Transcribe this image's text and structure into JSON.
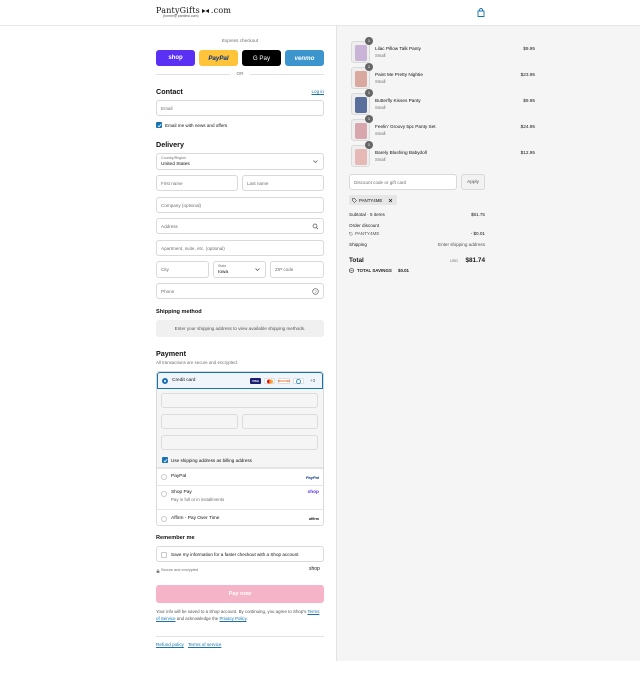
{
  "brand": {
    "name_main": "PantyGifts",
    "name_suffix": ".com",
    "tagline": "(formerly pantiesi.com)"
  },
  "express": {
    "title": "Express checkout",
    "shop": "shop",
    "paypal": "PayPal",
    "gpay": "G Pay",
    "venmo": "venmo",
    "or": "OR"
  },
  "contact": {
    "heading": "Contact",
    "login": "Log in",
    "email_placeholder": "Email",
    "news_label": "Email me with news and offers"
  },
  "delivery": {
    "heading": "Delivery",
    "country_label": "Country/Region",
    "country_value": "United States",
    "first_name": "First name",
    "last_name": "Last name",
    "company": "Company (optional)",
    "address": "Address",
    "apartment": "Apartment, suite, etc. (optional)",
    "city": "City",
    "state_label": "State",
    "state_value": "Iowa",
    "zip": "ZIP code",
    "phone": "Phone"
  },
  "shipping": {
    "heading": "Shipping method",
    "message": "Enter your shipping address to view available shipping methods."
  },
  "payment": {
    "heading": "Payment",
    "subtitle": "All transactions are secure and encrypted.",
    "credit_card": "Credit card",
    "card_brands": [
      "VISA",
      "MC",
      "DISCOVER",
      "AMEX"
    ],
    "more_cards": "+3",
    "billing_label": "Use shipping address as billing address",
    "paypal": "PayPal",
    "paypal_logo": "PayPal",
    "shop_pay": "Shop Pay",
    "shop_pay_sub": "Pay in full or in installments",
    "shop_logo": "shop",
    "affirm": "Affirm - Pay Over Time",
    "affirm_logo": "affirm"
  },
  "remember": {
    "heading": "Remember me",
    "label": "Save my information for a faster checkout with a Shop account",
    "secure": "Secure and encrypted",
    "shop_logo": "shop"
  },
  "pay_now": "Pay now",
  "legal": {
    "text1": "Your info will be saved to a Shop account. By continuing, you agree to Shop's ",
    "terms": "Terms of Service",
    "text2": " and acknowledge the ",
    "privacy": "Privacy Policy",
    "text3": "."
  },
  "footer": {
    "refund": "Refund policy",
    "terms": "Terms of service"
  },
  "cart": {
    "items": [
      {
        "name": "Lilac Pillow Talk Panty",
        "variant": "Small",
        "price": "$9.95",
        "qty": "1",
        "color": "#c9b3d6"
      },
      {
        "name": "Paint Me Pretty Nightie",
        "variant": "Small",
        "price": "$23.95",
        "qty": "1",
        "color": "#d9a9a0"
      },
      {
        "name": "Butterfly Kisses Panty",
        "variant": "Small",
        "price": "$9.95",
        "qty": "1",
        "color": "#5b6f9c"
      },
      {
        "name": "Feelin' Groovy 5pc Panty Set",
        "variant": "Small",
        "price": "$24.95",
        "qty": "1",
        "color": "#d8a6ad"
      },
      {
        "name": "Barely Blushing Babydoll",
        "variant": "Small",
        "price": "$12.95",
        "qty": "1",
        "color": "#e7b9b6"
      }
    ],
    "discount_placeholder": "Discount code or gift card",
    "apply": "Apply",
    "code": "PANTY4ME",
    "subtotal_label": "Subtotal · 5 items",
    "subtotal": "$81.75",
    "order_discount_label": "Order discount",
    "discount_code": "PANTY4ME",
    "discount_amount": "- $0.01",
    "shipping_label": "Shipping",
    "shipping_value": "Enter shipping address",
    "total_label": "Total",
    "currency": "USD",
    "total": "$81.74",
    "savings_label": "TOTAL SAVINGS",
    "savings": "$0.01"
  },
  "colors": {
    "accent": "#1773b0",
    "shop_purple": "#5a31f4",
    "paypal_yellow": "#ffc439",
    "venmo_blue": "#3d95ce",
    "pay_now": "#f6b4c8"
  }
}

----------------------------------------

▶ **TASK GOAL**:
Identify the lines that contain the string "with", and copy every one of them.

▶ **SOLUTION TO THE EXERCISE**:
    "news_label": "Email me with news and offers"
    "label": "Save my information for a faster checkout with a Shop account",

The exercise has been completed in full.